**DESCRIPTION OF THE TASK:** Collect all lines containing the word "title" from the data.

**LISTED RECORDS:**
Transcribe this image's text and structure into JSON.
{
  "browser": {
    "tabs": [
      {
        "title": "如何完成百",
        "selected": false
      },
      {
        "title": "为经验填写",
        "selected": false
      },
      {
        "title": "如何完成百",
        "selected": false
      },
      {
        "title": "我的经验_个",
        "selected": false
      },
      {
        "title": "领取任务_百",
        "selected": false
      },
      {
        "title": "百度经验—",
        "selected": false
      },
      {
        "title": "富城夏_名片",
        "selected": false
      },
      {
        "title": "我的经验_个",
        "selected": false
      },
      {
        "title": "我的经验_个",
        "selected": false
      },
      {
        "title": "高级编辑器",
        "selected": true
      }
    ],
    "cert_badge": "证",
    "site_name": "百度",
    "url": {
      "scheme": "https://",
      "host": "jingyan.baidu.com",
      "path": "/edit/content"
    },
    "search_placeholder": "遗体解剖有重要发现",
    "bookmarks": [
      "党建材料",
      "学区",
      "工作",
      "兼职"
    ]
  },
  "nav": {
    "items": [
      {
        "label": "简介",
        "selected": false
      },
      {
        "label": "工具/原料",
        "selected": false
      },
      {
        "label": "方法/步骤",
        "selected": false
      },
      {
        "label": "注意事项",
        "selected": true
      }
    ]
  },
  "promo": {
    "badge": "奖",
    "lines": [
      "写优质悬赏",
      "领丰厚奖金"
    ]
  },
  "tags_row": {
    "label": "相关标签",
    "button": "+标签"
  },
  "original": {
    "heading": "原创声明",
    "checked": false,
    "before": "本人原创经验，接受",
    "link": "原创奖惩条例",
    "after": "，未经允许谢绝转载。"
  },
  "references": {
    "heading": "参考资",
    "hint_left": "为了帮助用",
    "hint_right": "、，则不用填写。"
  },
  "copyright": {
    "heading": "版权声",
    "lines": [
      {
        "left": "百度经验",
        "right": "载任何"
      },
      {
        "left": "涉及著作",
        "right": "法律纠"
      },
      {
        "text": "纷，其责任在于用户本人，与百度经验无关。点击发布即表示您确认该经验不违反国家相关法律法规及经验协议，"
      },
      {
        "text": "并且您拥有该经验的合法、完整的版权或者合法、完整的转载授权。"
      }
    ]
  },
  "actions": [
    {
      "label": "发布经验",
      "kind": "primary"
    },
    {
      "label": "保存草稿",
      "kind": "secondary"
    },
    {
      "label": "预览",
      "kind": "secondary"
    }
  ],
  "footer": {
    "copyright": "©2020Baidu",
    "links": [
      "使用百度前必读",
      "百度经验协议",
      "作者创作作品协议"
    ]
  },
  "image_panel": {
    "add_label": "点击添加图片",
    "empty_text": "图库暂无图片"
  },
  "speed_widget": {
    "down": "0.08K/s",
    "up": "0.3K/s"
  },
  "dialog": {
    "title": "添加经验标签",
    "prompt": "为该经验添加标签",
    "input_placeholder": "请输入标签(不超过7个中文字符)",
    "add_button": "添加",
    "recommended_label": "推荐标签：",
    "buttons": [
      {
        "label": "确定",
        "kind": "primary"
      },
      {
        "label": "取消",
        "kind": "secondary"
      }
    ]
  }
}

**RESULT:**
        "title": "如何完成百",
        "title": "为经验填写",
        "title": "如何完成百",
        "title": "我的经验_个",
        "title": "领取任务_百",
        "title": "百度经验—",
        "title": "富城夏_名片",
        "title": "我的经验_个",
        "title": "我的经验_个",
        "title": "高级编辑器",
    "title": "添加经验标签",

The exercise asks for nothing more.